Stored records:
..............................

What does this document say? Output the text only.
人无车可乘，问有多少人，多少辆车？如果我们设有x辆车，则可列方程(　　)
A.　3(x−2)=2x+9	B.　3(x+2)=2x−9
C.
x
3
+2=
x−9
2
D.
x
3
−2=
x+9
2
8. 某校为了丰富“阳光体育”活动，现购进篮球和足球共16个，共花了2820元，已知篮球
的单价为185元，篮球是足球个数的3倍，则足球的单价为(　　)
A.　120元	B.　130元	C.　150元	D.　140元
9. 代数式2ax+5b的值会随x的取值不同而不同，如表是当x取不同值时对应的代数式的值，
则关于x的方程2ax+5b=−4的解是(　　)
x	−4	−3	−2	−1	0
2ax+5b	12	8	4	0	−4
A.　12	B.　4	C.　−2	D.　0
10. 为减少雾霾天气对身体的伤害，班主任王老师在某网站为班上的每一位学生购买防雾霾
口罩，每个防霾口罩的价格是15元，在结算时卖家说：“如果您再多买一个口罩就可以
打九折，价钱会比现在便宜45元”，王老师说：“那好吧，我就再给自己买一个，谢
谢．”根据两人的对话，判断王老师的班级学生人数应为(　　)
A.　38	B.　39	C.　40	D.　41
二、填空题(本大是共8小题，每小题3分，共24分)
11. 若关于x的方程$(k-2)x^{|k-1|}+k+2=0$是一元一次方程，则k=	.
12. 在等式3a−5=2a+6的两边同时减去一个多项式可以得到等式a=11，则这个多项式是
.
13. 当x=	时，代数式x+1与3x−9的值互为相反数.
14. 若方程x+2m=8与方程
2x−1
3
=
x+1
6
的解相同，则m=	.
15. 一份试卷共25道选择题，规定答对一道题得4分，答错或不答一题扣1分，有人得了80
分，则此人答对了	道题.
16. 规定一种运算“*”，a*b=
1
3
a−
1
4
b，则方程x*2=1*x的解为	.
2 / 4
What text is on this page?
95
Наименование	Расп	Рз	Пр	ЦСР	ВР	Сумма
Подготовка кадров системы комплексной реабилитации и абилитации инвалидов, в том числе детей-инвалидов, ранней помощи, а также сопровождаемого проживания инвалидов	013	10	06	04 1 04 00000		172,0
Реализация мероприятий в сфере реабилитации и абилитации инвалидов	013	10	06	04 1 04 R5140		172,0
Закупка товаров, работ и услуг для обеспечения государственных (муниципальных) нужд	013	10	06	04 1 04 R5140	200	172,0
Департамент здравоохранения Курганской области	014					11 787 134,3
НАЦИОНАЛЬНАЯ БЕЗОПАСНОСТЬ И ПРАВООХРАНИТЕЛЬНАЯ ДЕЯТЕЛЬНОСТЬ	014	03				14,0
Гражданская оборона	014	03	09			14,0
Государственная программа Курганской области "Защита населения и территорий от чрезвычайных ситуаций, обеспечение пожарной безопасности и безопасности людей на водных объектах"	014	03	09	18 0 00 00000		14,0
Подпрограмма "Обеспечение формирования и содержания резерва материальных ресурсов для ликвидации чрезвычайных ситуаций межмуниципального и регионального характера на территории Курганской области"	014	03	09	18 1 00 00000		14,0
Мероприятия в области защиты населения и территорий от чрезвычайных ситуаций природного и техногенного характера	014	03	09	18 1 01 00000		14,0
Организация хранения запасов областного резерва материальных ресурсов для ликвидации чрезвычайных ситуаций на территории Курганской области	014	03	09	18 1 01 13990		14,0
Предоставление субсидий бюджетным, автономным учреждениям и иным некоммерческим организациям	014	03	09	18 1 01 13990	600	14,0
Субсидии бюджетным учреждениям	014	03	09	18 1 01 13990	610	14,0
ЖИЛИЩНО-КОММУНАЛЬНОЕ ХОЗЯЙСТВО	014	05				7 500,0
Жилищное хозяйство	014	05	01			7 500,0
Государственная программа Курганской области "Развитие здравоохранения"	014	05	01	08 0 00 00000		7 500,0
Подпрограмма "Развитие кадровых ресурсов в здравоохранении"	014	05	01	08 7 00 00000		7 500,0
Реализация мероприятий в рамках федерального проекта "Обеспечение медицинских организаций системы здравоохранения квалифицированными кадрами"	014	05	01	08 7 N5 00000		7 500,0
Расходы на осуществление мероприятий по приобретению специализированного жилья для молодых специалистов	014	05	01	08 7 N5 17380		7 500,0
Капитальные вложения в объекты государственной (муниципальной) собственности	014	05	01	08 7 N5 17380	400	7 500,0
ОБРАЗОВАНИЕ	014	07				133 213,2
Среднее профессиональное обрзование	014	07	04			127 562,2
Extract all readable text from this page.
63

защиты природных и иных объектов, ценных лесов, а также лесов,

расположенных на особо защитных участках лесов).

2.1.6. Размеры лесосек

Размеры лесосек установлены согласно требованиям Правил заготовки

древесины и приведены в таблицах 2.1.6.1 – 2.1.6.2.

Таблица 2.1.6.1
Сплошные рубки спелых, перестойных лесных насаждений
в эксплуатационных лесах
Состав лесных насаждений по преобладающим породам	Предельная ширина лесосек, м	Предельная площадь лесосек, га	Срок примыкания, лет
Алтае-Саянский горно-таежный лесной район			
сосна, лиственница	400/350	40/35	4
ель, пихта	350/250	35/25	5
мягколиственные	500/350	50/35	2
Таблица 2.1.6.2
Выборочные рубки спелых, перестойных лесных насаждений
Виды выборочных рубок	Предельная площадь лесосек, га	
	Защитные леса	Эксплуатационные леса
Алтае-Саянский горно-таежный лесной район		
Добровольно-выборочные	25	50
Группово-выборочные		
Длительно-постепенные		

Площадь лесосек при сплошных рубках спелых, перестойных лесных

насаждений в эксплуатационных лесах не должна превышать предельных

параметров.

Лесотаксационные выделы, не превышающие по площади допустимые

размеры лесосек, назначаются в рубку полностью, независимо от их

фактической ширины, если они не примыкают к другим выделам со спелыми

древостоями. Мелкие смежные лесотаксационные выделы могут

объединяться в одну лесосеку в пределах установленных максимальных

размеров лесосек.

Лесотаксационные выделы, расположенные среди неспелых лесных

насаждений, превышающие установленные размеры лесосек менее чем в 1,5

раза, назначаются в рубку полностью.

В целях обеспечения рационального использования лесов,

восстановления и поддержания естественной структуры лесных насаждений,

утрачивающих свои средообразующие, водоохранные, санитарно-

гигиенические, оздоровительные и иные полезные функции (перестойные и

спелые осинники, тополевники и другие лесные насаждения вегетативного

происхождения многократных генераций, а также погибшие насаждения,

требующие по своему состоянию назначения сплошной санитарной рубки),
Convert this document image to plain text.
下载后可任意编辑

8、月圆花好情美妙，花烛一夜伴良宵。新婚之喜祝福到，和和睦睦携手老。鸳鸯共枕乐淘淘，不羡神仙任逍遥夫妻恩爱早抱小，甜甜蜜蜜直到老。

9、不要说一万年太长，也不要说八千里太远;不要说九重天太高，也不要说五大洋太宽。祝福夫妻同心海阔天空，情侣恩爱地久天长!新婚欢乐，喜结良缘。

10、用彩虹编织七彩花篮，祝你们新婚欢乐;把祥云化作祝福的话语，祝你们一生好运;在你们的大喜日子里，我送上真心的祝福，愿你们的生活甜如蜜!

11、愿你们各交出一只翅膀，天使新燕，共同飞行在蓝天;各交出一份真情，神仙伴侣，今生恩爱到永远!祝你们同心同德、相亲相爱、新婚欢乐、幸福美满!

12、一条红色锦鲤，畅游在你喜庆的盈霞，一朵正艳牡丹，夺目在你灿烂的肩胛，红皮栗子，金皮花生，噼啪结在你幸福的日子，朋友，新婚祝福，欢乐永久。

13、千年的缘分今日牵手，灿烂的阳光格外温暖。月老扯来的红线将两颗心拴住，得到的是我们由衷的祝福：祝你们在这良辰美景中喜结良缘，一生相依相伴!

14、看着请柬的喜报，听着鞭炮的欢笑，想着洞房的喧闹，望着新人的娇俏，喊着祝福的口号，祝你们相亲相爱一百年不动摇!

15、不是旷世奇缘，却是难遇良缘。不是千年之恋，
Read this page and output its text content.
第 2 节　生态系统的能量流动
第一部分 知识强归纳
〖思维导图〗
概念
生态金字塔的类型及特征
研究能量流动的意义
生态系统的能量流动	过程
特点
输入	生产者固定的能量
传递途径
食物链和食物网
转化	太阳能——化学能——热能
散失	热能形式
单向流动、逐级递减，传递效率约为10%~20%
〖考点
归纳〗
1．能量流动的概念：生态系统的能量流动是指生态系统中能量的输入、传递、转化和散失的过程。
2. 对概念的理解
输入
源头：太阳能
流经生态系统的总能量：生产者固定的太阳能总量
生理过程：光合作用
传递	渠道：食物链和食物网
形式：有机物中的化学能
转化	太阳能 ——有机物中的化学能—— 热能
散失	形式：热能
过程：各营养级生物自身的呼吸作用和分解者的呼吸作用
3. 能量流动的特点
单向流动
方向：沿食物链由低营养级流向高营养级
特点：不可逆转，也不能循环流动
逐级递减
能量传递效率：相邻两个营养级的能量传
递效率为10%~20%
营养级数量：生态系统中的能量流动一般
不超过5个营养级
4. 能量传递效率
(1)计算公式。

..............................

### What you have to do
Using the listing above, gather each line that holds the string "ликвидации" and copy it.

### The reply
Подпрограмма "Обеспечение формирования и содержания резерва материальных ресурсов для ликвидации чрезвычайных ситуаций межмуниципального и регионального характера на территории Курганской области"	014	03	09	18 1 00 00000		14,0
Организация хранения запасов областного резерва материальных ресурсов для ликвидации чрезвычайных ситуаций на территории Курганской области	014	03	09	18 1 01 13990		14,0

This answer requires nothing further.